* **Your instructions**
Return the records that follow, matching each one exactly.

"""

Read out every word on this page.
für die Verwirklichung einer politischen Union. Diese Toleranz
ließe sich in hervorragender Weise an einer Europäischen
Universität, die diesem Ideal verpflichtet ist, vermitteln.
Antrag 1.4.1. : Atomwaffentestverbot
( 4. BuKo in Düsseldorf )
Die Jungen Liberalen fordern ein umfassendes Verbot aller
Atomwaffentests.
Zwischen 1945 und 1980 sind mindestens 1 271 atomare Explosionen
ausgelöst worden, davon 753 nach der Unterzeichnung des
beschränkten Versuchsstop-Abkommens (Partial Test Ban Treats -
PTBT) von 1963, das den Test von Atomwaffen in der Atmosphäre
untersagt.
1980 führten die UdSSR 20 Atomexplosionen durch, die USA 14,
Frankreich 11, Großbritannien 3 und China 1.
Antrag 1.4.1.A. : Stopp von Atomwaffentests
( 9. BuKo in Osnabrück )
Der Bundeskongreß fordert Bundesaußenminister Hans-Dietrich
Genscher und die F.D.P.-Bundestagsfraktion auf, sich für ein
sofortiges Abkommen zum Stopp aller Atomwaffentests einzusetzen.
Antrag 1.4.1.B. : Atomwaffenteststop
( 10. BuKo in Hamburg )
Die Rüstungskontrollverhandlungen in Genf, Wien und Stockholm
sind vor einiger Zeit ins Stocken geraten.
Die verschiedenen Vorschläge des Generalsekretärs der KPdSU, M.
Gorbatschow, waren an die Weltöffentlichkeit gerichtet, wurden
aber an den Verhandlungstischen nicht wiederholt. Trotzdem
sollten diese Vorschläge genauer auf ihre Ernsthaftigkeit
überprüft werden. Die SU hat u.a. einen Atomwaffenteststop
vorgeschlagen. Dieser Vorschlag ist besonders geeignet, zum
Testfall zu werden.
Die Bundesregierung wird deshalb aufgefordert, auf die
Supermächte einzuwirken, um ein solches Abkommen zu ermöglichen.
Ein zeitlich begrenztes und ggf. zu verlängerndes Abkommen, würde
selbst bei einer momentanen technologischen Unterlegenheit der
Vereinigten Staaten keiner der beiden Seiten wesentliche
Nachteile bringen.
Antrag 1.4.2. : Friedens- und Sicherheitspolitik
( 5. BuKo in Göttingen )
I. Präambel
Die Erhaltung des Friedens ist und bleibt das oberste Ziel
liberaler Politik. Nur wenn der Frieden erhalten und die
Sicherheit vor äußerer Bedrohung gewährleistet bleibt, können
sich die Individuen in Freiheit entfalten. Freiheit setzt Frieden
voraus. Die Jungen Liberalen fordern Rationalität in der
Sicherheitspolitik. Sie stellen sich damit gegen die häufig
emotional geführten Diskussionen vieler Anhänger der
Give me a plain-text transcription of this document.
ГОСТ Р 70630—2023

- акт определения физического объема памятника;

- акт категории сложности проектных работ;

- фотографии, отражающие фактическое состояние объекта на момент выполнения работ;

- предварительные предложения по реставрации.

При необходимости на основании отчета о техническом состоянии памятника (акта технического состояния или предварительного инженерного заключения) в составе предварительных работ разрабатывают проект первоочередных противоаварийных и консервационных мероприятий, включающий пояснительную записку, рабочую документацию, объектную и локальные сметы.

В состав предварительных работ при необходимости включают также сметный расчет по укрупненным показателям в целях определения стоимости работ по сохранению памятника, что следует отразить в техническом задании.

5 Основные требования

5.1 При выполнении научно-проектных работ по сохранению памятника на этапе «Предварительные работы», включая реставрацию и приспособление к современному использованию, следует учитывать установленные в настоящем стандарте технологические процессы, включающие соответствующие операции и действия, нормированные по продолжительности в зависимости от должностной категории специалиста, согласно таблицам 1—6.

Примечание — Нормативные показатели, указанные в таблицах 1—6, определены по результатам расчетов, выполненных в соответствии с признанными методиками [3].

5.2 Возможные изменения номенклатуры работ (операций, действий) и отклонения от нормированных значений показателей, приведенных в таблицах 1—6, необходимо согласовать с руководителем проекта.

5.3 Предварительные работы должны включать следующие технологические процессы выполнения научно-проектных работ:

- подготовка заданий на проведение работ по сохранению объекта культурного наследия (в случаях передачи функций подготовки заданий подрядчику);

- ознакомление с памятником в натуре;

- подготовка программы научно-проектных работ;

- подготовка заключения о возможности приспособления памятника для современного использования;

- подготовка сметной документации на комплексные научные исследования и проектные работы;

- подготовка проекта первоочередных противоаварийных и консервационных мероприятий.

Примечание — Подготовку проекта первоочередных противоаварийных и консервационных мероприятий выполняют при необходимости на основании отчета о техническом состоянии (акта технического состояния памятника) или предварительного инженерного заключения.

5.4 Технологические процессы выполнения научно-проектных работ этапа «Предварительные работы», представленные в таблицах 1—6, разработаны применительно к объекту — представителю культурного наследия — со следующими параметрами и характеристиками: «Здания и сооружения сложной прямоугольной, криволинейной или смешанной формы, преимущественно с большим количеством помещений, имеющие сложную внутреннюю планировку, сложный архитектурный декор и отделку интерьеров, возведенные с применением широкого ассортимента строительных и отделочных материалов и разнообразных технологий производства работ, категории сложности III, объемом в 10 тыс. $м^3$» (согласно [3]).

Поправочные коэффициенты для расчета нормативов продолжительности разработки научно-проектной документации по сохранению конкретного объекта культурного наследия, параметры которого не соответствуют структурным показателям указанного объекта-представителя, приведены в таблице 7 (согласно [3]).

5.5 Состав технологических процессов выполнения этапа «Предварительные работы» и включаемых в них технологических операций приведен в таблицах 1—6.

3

"""

* **Solved problem**
Read out every word on this page.
für die Verwirklichung einer politischen Union. Diese Toleranz
ließe sich in hervorragender Weise an einer Europäischen
Universität, die diesem Ideal verpflichtet ist, vermitteln.
Antrag 1.4.1. : Atomwaffentestverbot
( 4. BuKo in Düsseldorf )
Die Jungen Liberalen fordern ein umfassendes Verbot aller
Atomwaffentests.
Zwischen 1945 und 1980 sind mindestens 1 271 atomare Explosionen
ausgelöst worden, davon 753 nach der Unterzeichnung des
beschränkten Versuchsstop-Abkommens (Partial Test Ban Treats -
PTBT) von 1963, das den Test von Atomwaffen in der Atmosphäre
untersagt.
1980 führten die UdSSR 20 Atomexplosionen durch, die USA 14,
Frankreich 11, Großbritannien 3 und China 1.
Antrag 1.4.1.A. : Stopp von Atomwaffentests
( 9. BuKo in Osnabrück )
Der Bundeskongreß fordert Bundesaußenminister Hans-Dietrich
Genscher und die F.D.P.-Bundestagsfraktion auf, sich für ein
sofortiges Abkommen zum Stopp aller Atomwaffentests einzusetzen.
Antrag 1.4.1.B. : Atomwaffenteststop
( 10. BuKo in Hamburg )
Die Rüstungskontrollverhandlungen in Genf, Wien und Stockholm
sind vor einiger Zeit ins Stocken geraten.
Die verschiedenen Vorschläge des Generalsekretärs der KPdSU, M.
Gorbatschow, waren an die Weltöffentlichkeit gerichtet, wurden
aber an den Verhandlungstischen nicht wiederholt. Trotzdem
sollten diese Vorschläge genauer auf ihre Ernsthaftigkeit
überprüft werden. Die SU hat u.a. einen Atomwaffenteststop
vorgeschlagen. Dieser Vorschlag ist besonders geeignet, zum
Testfall zu werden.
Die Bundesregierung wird deshalb aufgefordert, auf die
Supermächte einzuwirken, um ein solches Abkommen zu ermöglichen.
Ein zeitlich begrenztes und ggf. zu verlängerndes Abkommen, würde
selbst bei einer momentanen technologischen Unterlegenheit der
Vereinigten Staaten keiner der beiden Seiten wesentliche
Nachteile bringen.
Antrag 1.4.2. : Friedens- und Sicherheitspolitik
( 5. BuKo in Göttingen )
I. Präambel
Die Erhaltung des Friedens ist und bleibt das oberste Ziel
liberaler Politik. Nur wenn der Frieden erhalten und die
Sicherheit vor äußerer Bedrohung gewährleistet bleibt, können
sich die Individuen in Freiheit entfalten. Freiheit setzt Frieden
voraus. Die Jungen Liberalen fordern Rationalität in der
Sicherheitspolitik. Sie stellen sich damit gegen die häufig
emotional geführten Diskussionen vieler Anhänger der
Give me a plain-text transcription of this document.
ГОСТ Р 70630—2023

- акт определения физического объема памятника;

- акт категории сложности проектных работ;

- фотографии, отражающие фактическое состояние объекта на момент выполнения работ;

- предварительные предложения по реставрации.

При необходимости на основании отчета о техническом состоянии памятника (акта технического состояния или предварительного инженерного заключения) в составе предварительных работ разрабатывают проект первоочередных противоаварийных и консервационных мероприятий, включающий пояснительную записку, рабочую документацию, объектную и локальные сметы.

В состав предварительных работ при необходимости включают также сметный расчет по укрупненным показателям в целях определения стоимости работ по сохранению памятника, что следует отразить в техническом задании.

5 Основные требования

5.1 При выполнении научно-проектных работ по сохранению памятника на этапе «Предварительные работы», включая реставрацию и приспособление к современному использованию, следует учитывать установленные в настоящем стандарте технологические процессы, включающие соответствующие операции и действия, нормированные по продолжительности в зависимости от должностной категории специалиста, согласно таблицам 1—6.

Примечание — Нормативные показатели, указанные в таблицах 1—6, определены по результатам расчетов, выполненных в соответствии с признанными методиками [3].

5.2 Возможные изменения номенклатуры работ (операций, действий) и отклонения от нормированных значений показателей, приведенных в таблицах 1—6, необходимо согласовать с руководителем проекта.

5.3 Предварительные работы должны включать следующие технологические процессы выполнения научно-проектных работ:

- подготовка заданий на проведение работ по сохранению объекта культурного наследия (в случаях передачи функций подготовки заданий подрядчику);

- ознакомление с памятником в натуре;

- подготовка программы научно-проектных работ;

- подготовка заключения о возможности приспособления памятника для современного использования;

- подготовка сметной документации на комплексные научные исследования и проектные работы;

- подготовка проекта первоочередных противоаварийных и консервационных мероприятий.

Примечание — Подготовку проекта первоочередных противоаварийных и консервационных мероприятий выполняют при необходимости на основании отчета о техническом состоянии (акта технического состояния памятника) или предварительного инженерного заключения.

5.4 Технологические процессы выполнения научно-проектных работ этапа «Предварительные работы», представленные в таблицах 1—6, разработаны применительно к объекту — представителю культурного наследия — со следующими параметрами и характеристиками: «Здания и сооружения сложной прямоугольной, криволинейной или смешанной формы, преимущественно с большим количеством помещений, имеющие сложную внутреннюю планировку, сложный архитектурный декор и отделку интерьеров, возведенные с применением широкого ассортимента строительных и отделочных материалов и разнообразных технологий производства работ, категории сложности III, объемом в 10 тыс. $м^3$» (согласно [3]).

Поправочные коэффициенты для расчета нормативов продолжительности разработки научно-проектной документации по сохранению конкретного объекта культурного наследия, параметры которого не соответствуют структурным показателям указанного объекта-представителя, приведены в таблице 7 (согласно [3]).

5.5 Состав технологических процессов выполнения этапа «Предварительные работы» и включаемых в них технологических операций приведен в таблицах 1—6.

3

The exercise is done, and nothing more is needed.